* JOB
Duplicate every line of the data character for character, with nothing changed, added, or left out.

Element and box listings
##########
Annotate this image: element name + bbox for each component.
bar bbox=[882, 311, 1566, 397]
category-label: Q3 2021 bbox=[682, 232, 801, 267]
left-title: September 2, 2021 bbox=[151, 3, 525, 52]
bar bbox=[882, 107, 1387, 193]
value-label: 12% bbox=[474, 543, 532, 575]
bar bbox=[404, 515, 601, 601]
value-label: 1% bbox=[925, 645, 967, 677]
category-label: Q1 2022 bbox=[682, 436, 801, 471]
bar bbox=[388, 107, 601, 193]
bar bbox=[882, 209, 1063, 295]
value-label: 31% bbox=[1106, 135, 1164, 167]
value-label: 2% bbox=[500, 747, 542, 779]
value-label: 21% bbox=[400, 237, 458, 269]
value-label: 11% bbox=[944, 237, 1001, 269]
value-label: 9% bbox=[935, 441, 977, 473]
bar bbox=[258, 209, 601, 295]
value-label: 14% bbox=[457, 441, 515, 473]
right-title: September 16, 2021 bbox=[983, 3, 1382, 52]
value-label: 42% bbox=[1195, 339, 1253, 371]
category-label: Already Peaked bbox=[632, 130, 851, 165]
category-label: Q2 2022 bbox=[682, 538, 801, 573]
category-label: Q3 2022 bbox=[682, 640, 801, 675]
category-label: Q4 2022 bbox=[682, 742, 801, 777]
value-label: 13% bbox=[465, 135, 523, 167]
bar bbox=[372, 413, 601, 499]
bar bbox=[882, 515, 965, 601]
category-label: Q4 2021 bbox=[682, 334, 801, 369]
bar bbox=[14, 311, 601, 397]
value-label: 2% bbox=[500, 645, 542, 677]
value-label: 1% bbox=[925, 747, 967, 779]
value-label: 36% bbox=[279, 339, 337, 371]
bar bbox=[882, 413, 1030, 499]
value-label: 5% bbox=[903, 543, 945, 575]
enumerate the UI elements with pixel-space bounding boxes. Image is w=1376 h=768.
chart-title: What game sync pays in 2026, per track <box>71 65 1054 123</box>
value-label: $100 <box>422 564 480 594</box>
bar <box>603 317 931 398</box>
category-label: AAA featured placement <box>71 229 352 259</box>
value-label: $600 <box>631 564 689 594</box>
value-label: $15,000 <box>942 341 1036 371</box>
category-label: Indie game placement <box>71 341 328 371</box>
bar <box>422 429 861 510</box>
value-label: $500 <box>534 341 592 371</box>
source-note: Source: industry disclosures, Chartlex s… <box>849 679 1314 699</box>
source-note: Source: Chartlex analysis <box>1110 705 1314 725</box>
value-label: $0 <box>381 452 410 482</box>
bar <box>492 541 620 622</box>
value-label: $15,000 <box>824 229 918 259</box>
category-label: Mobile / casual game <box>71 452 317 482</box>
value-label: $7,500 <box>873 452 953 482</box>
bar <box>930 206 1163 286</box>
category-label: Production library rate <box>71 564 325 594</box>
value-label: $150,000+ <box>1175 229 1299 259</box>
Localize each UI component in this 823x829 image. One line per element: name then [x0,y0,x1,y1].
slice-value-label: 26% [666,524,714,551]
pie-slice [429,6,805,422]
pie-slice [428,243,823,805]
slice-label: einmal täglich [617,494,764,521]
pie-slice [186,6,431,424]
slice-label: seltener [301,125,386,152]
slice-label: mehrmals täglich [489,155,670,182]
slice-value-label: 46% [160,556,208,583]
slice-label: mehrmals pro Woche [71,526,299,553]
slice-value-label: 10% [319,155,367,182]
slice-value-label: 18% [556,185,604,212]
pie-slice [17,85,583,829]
##########
* REPLY TO THE TASK
Annotate this image: element name + bbox for each component.
bar bbox=[882, 311, 1566, 397]
category-label: Q3 2021 bbox=[682, 232, 801, 267]
left-title: September 2, 2021 bbox=[151, 3, 525, 52]
bar bbox=[882, 107, 1387, 193]
value-label: 12% bbox=[474, 543, 532, 575]
bar bbox=[404, 515, 601, 601]
value-label: 1% bbox=[925, 645, 967, 677]
category-label: Q1 2022 bbox=[682, 436, 801, 471]
bar bbox=[388, 107, 601, 193]
bar bbox=[882, 209, 1063, 295]
value-label: 31% bbox=[1106, 135, 1164, 167]
value-label: 2% bbox=[500, 747, 542, 779]
value-label: 21% bbox=[400, 237, 458, 269]
value-label: 11% bbox=[944, 237, 1001, 269]
value-label: 9% bbox=[935, 441, 977, 473]
bar bbox=[258, 209, 601, 295]
value-label: 14% bbox=[457, 441, 515, 473]
right-title: September 16, 2021 bbox=[983, 3, 1382, 52]
value-label: 42% bbox=[1195, 339, 1253, 371]
category-label: Already Peaked bbox=[632, 130, 851, 165]
category-label: Q2 2022 bbox=[682, 538, 801, 573]
category-label: Q3 2022 bbox=[682, 640, 801, 675]
category-label: Q4 2022 bbox=[682, 742, 801, 777]
value-label: 13% bbox=[465, 135, 523, 167]
bar bbox=[372, 413, 601, 499]
bar bbox=[882, 515, 965, 601]
category-label: Q4 2021 bbox=[682, 334, 801, 369]
bar bbox=[14, 311, 601, 397]
value-label: 2% bbox=[500, 645, 542, 677]
value-label: 1% bbox=[925, 747, 967, 779]
value-label: 36% bbox=[279, 339, 337, 371]
bar bbox=[882, 413, 1030, 499]
value-label: 5% bbox=[903, 543, 945, 575]
enumerate the UI elements with pixel-space bounding boxes. Image is w=1376 h=768.
chart-title: What game sync pays in 2026, per track <box>71 65 1054 123</box>
value-label: $100 <box>422 564 480 594</box>
bar <box>603 317 931 398</box>
category-label: AAA featured placement <box>71 229 352 259</box>
value-label: $600 <box>631 564 689 594</box>
value-label: $15,000 <box>942 341 1036 371</box>
category-label: Indie game placement <box>71 341 328 371</box>
bar <box>422 429 861 510</box>
value-label: $500 <box>534 341 592 371</box>
source-note: Source: industry disclosures, Chartlex s… <box>849 679 1314 699</box>
source-note: Source: Chartlex analysis <box>1110 705 1314 725</box>
value-label: $0 <box>381 452 410 482</box>
bar <box>492 541 620 622</box>
value-label: $15,000 <box>824 229 918 259</box>
category-label: Mobile / casual game <box>71 452 317 482</box>
value-label: $7,500 <box>873 452 953 482</box>
bar <box>930 206 1163 286</box>
category-label: Production library rate <box>71 564 325 594</box>
value-label: $150,000+ <box>1175 229 1299 259</box>
Localize each UI component in this 823x829 image. One line per element: name then [x0,y0,x1,y1].
slice-value-label: 26% [666,524,714,551]
pie-slice [429,6,805,422]
pie-slice [428,243,823,805]
slice-label: einmal täglich [617,494,764,521]
pie-slice [186,6,431,424]
slice-label: seltener [301,125,386,152]
slice-label: mehrmals täglich [489,155,670,182]
slice-value-label: 46% [160,556,208,583]
slice-label: mehrmals pro Woche [71,526,299,553]
slice-value-label: 10% [319,155,367,182]
slice-value-label: 18% [556,185,604,212]
pie-slice [17,85,583,829]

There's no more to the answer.